(Saved entries)
-- START --

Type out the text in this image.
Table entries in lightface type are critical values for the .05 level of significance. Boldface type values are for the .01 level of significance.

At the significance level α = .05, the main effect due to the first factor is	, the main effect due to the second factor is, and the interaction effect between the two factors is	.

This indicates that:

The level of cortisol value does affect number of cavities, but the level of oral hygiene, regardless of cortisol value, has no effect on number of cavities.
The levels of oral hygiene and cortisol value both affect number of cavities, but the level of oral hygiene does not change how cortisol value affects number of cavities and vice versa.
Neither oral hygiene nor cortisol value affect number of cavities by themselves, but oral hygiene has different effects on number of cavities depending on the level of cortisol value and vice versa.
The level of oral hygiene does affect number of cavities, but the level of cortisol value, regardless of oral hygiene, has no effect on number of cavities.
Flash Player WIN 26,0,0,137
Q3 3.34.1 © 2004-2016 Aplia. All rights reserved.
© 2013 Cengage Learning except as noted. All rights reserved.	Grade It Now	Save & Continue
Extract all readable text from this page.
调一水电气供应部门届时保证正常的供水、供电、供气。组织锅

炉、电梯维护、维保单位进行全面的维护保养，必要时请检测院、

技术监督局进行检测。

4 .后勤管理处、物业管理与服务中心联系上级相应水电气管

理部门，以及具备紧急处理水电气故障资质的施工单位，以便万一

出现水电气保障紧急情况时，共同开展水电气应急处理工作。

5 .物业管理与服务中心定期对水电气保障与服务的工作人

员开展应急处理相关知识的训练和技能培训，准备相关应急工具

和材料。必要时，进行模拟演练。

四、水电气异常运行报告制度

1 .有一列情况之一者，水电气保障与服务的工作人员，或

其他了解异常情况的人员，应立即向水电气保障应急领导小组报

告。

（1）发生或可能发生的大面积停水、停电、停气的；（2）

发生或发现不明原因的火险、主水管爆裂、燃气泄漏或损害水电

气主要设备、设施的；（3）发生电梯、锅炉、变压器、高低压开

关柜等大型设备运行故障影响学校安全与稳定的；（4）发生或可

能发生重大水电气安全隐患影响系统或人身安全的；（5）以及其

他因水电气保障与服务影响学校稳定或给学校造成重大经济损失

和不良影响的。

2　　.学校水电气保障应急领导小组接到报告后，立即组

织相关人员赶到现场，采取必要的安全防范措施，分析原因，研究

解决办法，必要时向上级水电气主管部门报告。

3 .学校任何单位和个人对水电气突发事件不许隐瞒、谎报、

-- END --

Report how many lines of the listing above include the word "significance". Say nothing but the number.

• _Final answer_: 2